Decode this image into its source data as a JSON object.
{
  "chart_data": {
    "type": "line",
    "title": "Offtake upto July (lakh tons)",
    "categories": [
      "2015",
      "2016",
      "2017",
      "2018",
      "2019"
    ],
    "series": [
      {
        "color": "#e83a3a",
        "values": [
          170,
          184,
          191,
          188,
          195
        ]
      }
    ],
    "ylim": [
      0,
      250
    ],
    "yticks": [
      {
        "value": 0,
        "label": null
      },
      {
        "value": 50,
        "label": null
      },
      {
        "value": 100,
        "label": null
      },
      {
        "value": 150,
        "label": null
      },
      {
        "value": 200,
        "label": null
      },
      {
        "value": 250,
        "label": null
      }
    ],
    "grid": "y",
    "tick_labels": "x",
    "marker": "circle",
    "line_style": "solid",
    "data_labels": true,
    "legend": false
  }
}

◇ ◇ ◇

WRITTEN REQUEST: Using the listing above, please repeat every entry exactly.

WORKED ANSWER:
Decode this image into its source data as a JSON object.
{
  "chart_data": {
    "type": "line",
    "title": "Offtake upto July (lakh tons)",
    "categories": [
      "2015",
      "2016",
      "2017",
      "2018",
      "2019"
    ],
    "series": [
      {
        "color": "#e83a3a",
        "values": [
          170,
          184,
          191,
          188,
          195
        ]
      }
    ],
    "ylim": [
      0,
      250
    ],
    "yticks": [
      {
        "value": 0,
        "label": null
      },
      {
        "value": 50,
        "label": null
      },
      {
        "value": 100,
        "label": null
      },
      {
        "value": 150,
        "label": null
      },
      {
        "value": 200,
        "label": null
      },
      {
        "value": 250,
        "label": null
      }
    ],
    "grid": "y",
    "tick_labels": "x",
    "marker": "circle",
    "line_style": "solid",
    "data_labels": true,
    "legend": false
  }
}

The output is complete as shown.